* WHAT IS REQUIRED
Leave out the pictures and repeat every record exactly.
+===+
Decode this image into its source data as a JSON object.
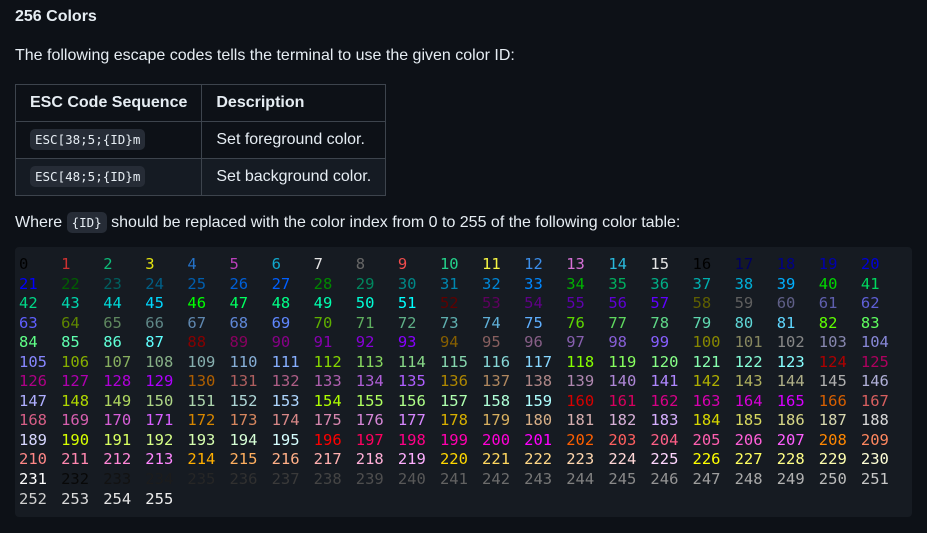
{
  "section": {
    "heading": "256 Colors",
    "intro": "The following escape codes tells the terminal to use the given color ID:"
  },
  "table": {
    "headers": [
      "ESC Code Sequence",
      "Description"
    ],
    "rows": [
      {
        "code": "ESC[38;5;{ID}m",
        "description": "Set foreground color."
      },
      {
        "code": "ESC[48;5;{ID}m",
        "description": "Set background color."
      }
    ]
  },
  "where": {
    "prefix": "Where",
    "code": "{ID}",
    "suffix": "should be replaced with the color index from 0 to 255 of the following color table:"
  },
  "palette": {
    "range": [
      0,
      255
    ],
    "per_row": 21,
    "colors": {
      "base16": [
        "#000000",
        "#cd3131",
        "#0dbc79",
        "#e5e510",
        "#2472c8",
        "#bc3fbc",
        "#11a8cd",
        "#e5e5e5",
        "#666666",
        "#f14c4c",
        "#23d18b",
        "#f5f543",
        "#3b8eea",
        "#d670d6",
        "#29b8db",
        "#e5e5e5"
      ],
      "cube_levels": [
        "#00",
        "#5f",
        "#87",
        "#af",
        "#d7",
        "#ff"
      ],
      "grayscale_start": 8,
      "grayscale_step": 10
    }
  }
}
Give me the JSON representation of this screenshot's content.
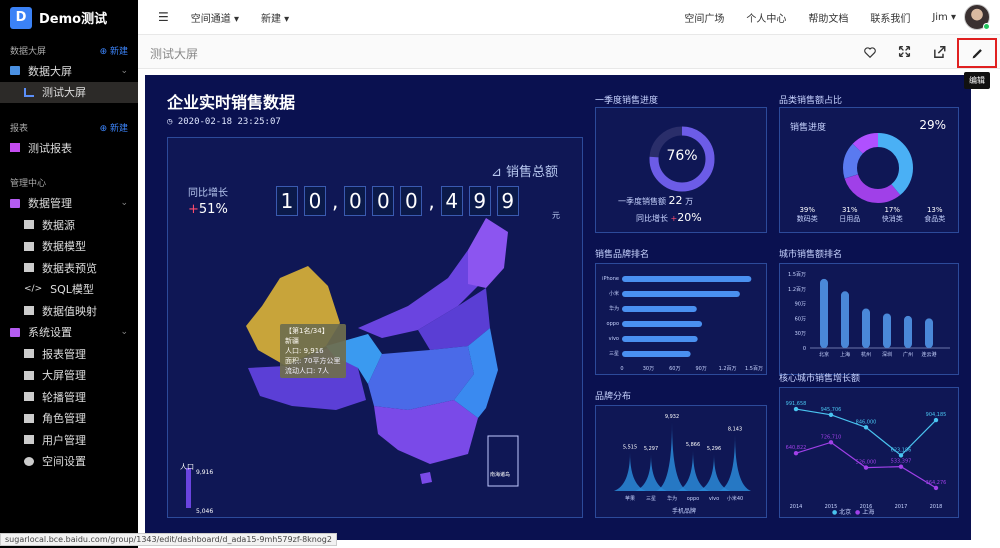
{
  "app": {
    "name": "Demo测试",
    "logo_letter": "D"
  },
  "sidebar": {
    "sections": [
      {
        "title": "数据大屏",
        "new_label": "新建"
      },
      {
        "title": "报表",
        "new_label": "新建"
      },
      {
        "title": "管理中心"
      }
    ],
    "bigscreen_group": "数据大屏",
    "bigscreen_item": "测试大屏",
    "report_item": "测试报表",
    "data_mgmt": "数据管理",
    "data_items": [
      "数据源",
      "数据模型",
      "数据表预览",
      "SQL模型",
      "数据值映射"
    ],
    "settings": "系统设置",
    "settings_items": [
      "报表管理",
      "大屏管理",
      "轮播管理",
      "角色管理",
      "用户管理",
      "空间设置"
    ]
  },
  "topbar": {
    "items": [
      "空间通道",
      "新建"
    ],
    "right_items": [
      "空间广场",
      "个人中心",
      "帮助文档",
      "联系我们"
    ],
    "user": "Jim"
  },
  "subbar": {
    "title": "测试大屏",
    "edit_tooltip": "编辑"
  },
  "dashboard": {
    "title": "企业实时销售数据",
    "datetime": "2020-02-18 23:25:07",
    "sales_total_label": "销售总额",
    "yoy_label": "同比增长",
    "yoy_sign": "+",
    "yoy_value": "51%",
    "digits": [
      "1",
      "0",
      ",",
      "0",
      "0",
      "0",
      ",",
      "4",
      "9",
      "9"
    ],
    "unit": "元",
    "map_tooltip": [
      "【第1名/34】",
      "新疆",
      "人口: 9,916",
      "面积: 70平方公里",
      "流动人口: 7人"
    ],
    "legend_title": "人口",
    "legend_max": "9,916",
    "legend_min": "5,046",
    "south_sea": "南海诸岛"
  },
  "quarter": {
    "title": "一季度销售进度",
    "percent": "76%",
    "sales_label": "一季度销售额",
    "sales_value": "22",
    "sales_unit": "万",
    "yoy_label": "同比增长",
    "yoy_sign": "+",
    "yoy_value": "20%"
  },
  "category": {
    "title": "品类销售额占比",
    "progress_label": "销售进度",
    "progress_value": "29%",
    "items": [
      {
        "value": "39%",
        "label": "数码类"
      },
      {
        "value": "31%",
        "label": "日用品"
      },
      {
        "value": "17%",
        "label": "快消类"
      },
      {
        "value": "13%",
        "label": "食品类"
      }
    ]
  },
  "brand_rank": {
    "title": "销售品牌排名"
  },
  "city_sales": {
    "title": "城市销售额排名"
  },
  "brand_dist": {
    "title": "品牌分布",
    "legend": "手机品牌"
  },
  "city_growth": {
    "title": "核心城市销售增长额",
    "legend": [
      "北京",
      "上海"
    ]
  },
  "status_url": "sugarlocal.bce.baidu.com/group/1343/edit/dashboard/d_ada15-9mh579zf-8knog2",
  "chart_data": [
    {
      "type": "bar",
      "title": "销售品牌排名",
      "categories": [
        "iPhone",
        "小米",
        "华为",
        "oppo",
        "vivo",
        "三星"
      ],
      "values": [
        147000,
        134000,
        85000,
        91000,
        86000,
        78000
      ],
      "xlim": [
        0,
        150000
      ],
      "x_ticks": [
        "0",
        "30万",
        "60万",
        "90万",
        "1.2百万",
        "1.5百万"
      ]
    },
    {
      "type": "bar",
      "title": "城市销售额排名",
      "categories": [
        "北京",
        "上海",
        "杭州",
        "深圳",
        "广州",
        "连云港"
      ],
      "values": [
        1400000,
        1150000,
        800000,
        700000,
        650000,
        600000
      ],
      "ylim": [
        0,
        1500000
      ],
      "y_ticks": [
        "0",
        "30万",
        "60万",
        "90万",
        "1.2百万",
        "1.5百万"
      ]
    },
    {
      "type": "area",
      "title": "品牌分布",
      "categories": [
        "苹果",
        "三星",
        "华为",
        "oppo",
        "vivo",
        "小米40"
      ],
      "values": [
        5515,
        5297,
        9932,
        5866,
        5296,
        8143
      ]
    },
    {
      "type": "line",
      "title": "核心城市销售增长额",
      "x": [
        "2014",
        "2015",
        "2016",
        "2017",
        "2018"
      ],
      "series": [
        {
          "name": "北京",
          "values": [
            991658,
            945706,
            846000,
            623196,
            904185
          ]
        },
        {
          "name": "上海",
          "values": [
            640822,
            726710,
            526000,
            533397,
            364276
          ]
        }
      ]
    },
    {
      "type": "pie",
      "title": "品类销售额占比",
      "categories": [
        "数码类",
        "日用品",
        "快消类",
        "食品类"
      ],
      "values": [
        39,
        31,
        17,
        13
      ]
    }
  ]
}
+===+
* ANSWER IN FULL
Decode this image into its source data as a JSON object.
{
  "section": {
    "heading": "256 Colors",
    "intro": "The following escape codes tells the terminal to use the given color ID:"
  },
  "table": {
    "headers": [
      "ESC Code Sequence",
      "Description"
    ],
    "rows": [
      {
        "code": "ESC[38;5;{ID}m",
        "description": "Set foreground color."
      },
      {
        "code": "ESC[48;5;{ID}m",
        "description": "Set background color."
      }
    ]
  },
  "where": {
    "prefix": "Where",
    "code": "{ID}",
    "suffix": "should be replaced with the color index from 0 to 255 of the following color table:"
  },
  "palette": {
    "range": [
      0,
      255
    ],
    "per_row": 21,
    "colors": {
      "base16": [
        "#000000",
        "#cd3131",
        "#0dbc79",
        "#e5e510",
        "#2472c8",
        "#bc3fbc",
        "#11a8cd",
        "#e5e5e5",
        "#666666",
        "#f14c4c",
        "#23d18b",
        "#f5f543",
        "#3b8eea",
        "#d670d6",
        "#29b8db",
        "#e5e5e5"
      ],
      "cube_levels": [
        "#00",
        "#5f",
        "#87",
        "#af",
        "#d7",
        "#ff"
      ],
      "grayscale_start": 8,
      "grayscale_step": 10
    }
  }
}
Give me the JSON representation of this screenshot's content.
{
  "app": {
    "name": "Demo测试",
    "logo_letter": "D"
  },
  "sidebar": {
    "sections": [
      {
        "title": "数据大屏",
        "new_label": "新建"
      },
      {
        "title": "报表",
        "new_label": "新建"
      },
      {
        "title": "管理中心"
      }
    ],
    "bigscreen_group": "数据大屏",
    "bigscreen_item": "测试大屏",
    "report_item": "测试报表",
    "data_mgmt": "数据管理",
    "data_items": [
      "数据源",
      "数据模型",
      "数据表预览",
      "SQL模型",
      "数据值映射"
    ],
    "settings": "系统设置",
    "settings_items": [
      "报表管理",
      "大屏管理",
      "轮播管理",
      "角色管理",
      "用户管理",
      "空间设置"
    ]
  },
  "topbar": {
    "items": [
      "空间通道",
      "新建"
    ],
    "right_items": [
      "空间广场",
      "个人中心",
      "帮助文档",
      "联系我们"
    ],
    "user": "Jim"
  },
  "subbar": {
    "title": "测试大屏",
    "edit_tooltip": "编辑"
  },
  "dashboard": {
    "title": "企业实时销售数据",
    "datetime": "2020-02-18 23:25:07",
    "sales_total_label": "销售总额",
    "yoy_label": "同比增长",
    "yoy_sign": "+",
    "yoy_value": "51%",
    "digits": [
      "1",
      "0",
      ",",
      "0",
      "0",
      "0",
      ",",
      "4",
      "9",
      "9"
    ],
    "unit": "元",
    "map_tooltip": [
      "【第1名/34】",
      "新疆",
      "人口: 9,916",
      "面积: 70平方公里",
      "流动人口: 7人"
    ],
    "legend_title": "人口",
    "legend_max": "9,916",
    "legend_min": "5,046",
    "south_sea": "南海诸岛"
  },
  "quarter": {
    "title": "一季度销售进度",
    "percent": "76%",
    "sales_label": "一季度销售额",
    "sales_value": "22",
    "sales_unit": "万",
    "yoy_label": "同比增长",
    "yoy_sign": "+",
    "yoy_value": "20%"
  },
  "category": {
    "title": "品类销售额占比",
    "progress_label": "销售进度",
    "progress_value": "29%",
    "items": [
      {
        "value": "39%",
        "label": "数码类"
      },
      {
        "value": "31%",
        "label": "日用品"
      },
      {
        "value": "17%",
        "label": "快消类"
      },
      {
        "value": "13%",
        "label": "食品类"
      }
    ]
  },
  "brand_rank": {
    "title": "销售品牌排名"
  },
  "city_sales": {
    "title": "城市销售额排名"
  },
  "brand_dist": {
    "title": "品牌分布",
    "legend": "手机品牌"
  },
  "city_growth": {
    "title": "核心城市销售增长额",
    "legend": [
      "北京",
      "上海"
    ]
  },
  "status_url": "sugarlocal.bce.baidu.com/group/1343/edit/dashboard/d_ada15-9mh579zf-8knog2",
  "chart_data": [
    {
      "type": "bar",
      "title": "销售品牌排名",
      "categories": [
        "iPhone",
        "小米",
        "华为",
        "oppo",
        "vivo",
        "三星"
      ],
      "values": [
        147000,
        134000,
        85000,
        91000,
        86000,
        78000
      ],
      "xlim": [
        0,
        150000
      ],
      "x_ticks": [
        "0",
        "30万",
        "60万",
        "90万",
        "1.2百万",
        "1.5百万"
      ]
    },
    {
      "type": "bar",
      "title": "城市销售额排名",
      "categories": [
        "北京",
        "上海",
        "杭州",
        "深圳",
        "广州",
        "连云港"
      ],
      "values": [
        1400000,
        1150000,
        800000,
        700000,
        650000,
        600000
      ],
      "ylim": [
        0,
        1500000
      ],
      "y_ticks": [
        "0",
        "30万",
        "60万",
        "90万",
        "1.2百万",
        "1.5百万"
      ]
    },
    {
      "type": "area",
      "title": "品牌分布",
      "categories": [
        "苹果",
        "三星",
        "华为",
        "oppo",
        "vivo",
        "小米40"
      ],
      "values": [
        5515,
        5297,
        9932,
        5866,
        5296,
        8143
      ]
    },
    {
      "type": "line",
      "title": "核心城市销售增长额",
      "x": [
        "2014",
        "2015",
        "2016",
        "2017",
        "2018"
      ],
      "series": [
        {
          "name": "北京",
          "values": [
            991658,
            945706,
            846000,
            623196,
            904185
          ]
        },
        {
          "name": "上海",
          "values": [
            640822,
            726710,
            526000,
            533397,
            364276
          ]
        }
      ]
    },
    {
      "type": "pie",
      "title": "品类销售额占比",
      "categories": [
        "数码类",
        "日用品",
        "快消类",
        "食品类"
      ],
      "values": [
        39,
        31,
        17,
        13
      ]
    }
  ]
}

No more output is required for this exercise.